[REQUIREMENTS]:
Please print every record below exactly as it appears.

[INPUT MATERIAL]:
★ ★ ★ ★ ★

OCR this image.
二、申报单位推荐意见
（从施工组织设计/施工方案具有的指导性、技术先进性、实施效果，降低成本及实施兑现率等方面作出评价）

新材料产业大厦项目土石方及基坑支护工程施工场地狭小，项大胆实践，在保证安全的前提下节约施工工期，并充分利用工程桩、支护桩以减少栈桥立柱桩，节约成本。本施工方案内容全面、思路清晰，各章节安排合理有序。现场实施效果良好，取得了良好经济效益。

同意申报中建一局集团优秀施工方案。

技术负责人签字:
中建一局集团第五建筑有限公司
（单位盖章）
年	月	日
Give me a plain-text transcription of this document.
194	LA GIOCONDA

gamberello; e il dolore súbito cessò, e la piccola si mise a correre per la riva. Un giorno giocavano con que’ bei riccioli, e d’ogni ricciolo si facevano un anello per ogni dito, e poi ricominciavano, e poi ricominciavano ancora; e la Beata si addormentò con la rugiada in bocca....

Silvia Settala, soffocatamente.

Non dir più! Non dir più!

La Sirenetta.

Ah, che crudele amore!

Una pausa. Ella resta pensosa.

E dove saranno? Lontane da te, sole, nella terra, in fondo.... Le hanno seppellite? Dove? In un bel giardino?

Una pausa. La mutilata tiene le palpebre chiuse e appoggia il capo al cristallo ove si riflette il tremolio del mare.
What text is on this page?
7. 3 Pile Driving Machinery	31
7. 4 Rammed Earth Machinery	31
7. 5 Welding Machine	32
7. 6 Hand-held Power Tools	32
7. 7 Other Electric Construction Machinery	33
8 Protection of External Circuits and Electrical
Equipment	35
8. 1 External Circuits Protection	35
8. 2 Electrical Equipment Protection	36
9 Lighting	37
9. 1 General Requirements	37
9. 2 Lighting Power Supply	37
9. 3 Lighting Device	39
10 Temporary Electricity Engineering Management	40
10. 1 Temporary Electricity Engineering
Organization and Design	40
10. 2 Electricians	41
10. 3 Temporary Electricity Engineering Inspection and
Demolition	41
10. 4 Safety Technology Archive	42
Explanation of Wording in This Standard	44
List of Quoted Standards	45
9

★ ★ ★ ★ ★

[RIGHT ANSWER]:
OCR this image.
二、申报单位推荐意见
（从施工组织设计/施工方案具有的指导性、技术先进性、实施效果，降低成本及实施兑现率等方面作出评价）

新材料产业大厦项目土石方及基坑支护工程施工场地狭小，项大胆实践，在保证安全的前提下节约施工工期，并充分利用工程桩、支护桩以减少栈桥立柱桩，节约成本。本施工方案内容全面、思路清晰，各章节安排合理有序。现场实施效果良好，取得了良好经济效益。

同意申报中建一局集团优秀施工方案。

技术负责人签字:
中建一局集团第五建筑有限公司
（单位盖章）
年	月	日
Give me a plain-text transcription of this document.
194	LA GIOCONDA

gamberello; e il dolore súbito cessò, e la piccola si mise a correre per la riva. Un giorno giocavano con que’ bei riccioli, e d’ogni ricciolo si facevano un anello per ogni dito, e poi ricominciavano, e poi ricominciavano ancora; e la Beata si addormentò con la rugiada in bocca....

Silvia Settala, soffocatamente.

Non dir più! Non dir più!

La Sirenetta.

Ah, che crudele amore!

Una pausa. Ella resta pensosa.

E dove saranno? Lontane da te, sole, nella terra, in fondo.... Le hanno seppellite? Dove? In un bel giardino?

Una pausa. La mutilata tiene le palpebre chiuse e appoggia il capo al cristallo ove si riflette il tremolio del mare.
What text is on this page?
7. 3 Pile Driving Machinery	31
7. 4 Rammed Earth Machinery	31
7. 5 Welding Machine	32
7. 6 Hand-held Power Tools	32
7. 7 Other Electric Construction Machinery	33
8 Protection of External Circuits and Electrical
Equipment	35
8. 1 External Circuits Protection	35
8. 2 Electrical Equipment Protection	36
9 Lighting	37
9. 1 General Requirements	37
9. 2 Lighting Power Supply	37
9. 3 Lighting Device	39
10 Temporary Electricity Engineering Management	40
10. 1 Temporary Electricity Engineering
Organization and Design	40
10. 2 Electricians	41
10. 3 Temporary Electricity Engineering Inspection and
Demolition	41
10. 4 Safety Technology Archive	42
Explanation of Wording in This Standard	44
List of Quoted Standards	45
9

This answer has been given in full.